>> Begin DATA FOR PROCESSING

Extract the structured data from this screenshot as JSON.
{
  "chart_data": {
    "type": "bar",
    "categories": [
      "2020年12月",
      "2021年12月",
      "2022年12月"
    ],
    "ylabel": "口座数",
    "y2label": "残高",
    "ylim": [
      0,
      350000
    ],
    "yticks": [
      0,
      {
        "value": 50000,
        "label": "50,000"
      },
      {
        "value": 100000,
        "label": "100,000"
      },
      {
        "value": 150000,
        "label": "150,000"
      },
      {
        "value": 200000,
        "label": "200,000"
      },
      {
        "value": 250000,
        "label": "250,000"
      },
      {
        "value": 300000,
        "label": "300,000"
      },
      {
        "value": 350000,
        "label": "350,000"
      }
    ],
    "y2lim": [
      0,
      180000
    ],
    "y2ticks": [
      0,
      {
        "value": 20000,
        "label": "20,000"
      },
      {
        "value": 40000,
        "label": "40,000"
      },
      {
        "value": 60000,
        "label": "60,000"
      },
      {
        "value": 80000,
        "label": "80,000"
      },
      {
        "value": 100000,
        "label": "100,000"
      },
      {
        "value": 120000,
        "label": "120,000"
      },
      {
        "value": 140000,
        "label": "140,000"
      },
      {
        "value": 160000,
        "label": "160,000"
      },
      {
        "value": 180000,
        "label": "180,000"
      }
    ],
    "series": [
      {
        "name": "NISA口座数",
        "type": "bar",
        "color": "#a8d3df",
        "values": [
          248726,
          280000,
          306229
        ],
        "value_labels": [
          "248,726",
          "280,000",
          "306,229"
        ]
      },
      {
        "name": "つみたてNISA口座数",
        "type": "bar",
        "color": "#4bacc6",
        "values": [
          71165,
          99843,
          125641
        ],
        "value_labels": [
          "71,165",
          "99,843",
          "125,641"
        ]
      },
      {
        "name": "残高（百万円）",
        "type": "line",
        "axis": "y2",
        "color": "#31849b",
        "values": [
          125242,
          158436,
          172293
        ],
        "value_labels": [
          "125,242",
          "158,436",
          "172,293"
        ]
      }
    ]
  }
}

>> End DATA FOR PROCESSING

Reproduce each record exactly, leaving nothing out.

**SOLVED PROBLEM**
Extract the structured data from this screenshot as JSON.
{
  "chart_data": {
    "type": "bar",
    "categories": [
      "2020年12月",
      "2021年12月",
      "2022年12月"
    ],
    "ylabel": "口座数",
    "y2label": "残高",
    "ylim": [
      0,
      350000
    ],
    "yticks": [
      0,
      {
        "value": 50000,
        "label": "50,000"
      },
      {
        "value": 100000,
        "label": "100,000"
      },
      {
        "value": 150000,
        "label": "150,000"
      },
      {
        "value": 200000,
        "label": "200,000"
      },
      {
        "value": 250000,
        "label": "250,000"
      },
      {
        "value": 300000,
        "label": "300,000"
      },
      {
        "value": 350000,
        "label": "350,000"
      }
    ],
    "y2lim": [
      0,
      180000
    ],
    "y2ticks": [
      0,
      {
        "value": 20000,
        "label": "20,000"
      },
      {
        "value": 40000,
        "label": "40,000"
      },
      {
        "value": 60000,
        "label": "60,000"
      },
      {
        "value": 80000,
        "label": "80,000"
      },
      {
        "value": 100000,
        "label": "100,000"
      },
      {
        "value": 120000,
        "label": "120,000"
      },
      {
        "value": 140000,
        "label": "140,000"
      },
      {
        "value": 160000,
        "label": "160,000"
      },
      {
        "value": 180000,
        "label": "180,000"
      }
    ],
    "series": [
      {
        "name": "NISA口座数",
        "type": "bar",
        "color": "#a8d3df",
        "values": [
          248726,
          280000,
          306229
        ],
        "value_labels": [
          "248,726",
          "280,000",
          "306,229"
        ]
      },
      {
        "name": "つみたてNISA口座数",
        "type": "bar",
        "color": "#4bacc6",
        "values": [
          71165,
          99843,
          125641
        ],
        "value_labels": [
          "71,165",
          "99,843",
          "125,641"
        ]
      },
      {
        "name": "残高（百万円）",
        "type": "line",
        "axis": "y2",
        "color": "#31849b",
        "values": [
          125242,
          158436,
          172293
        ],
        "value_labels": [
          "125,242",
          "158,436",
          "172,293"
        ]
      }
    ]
  }
}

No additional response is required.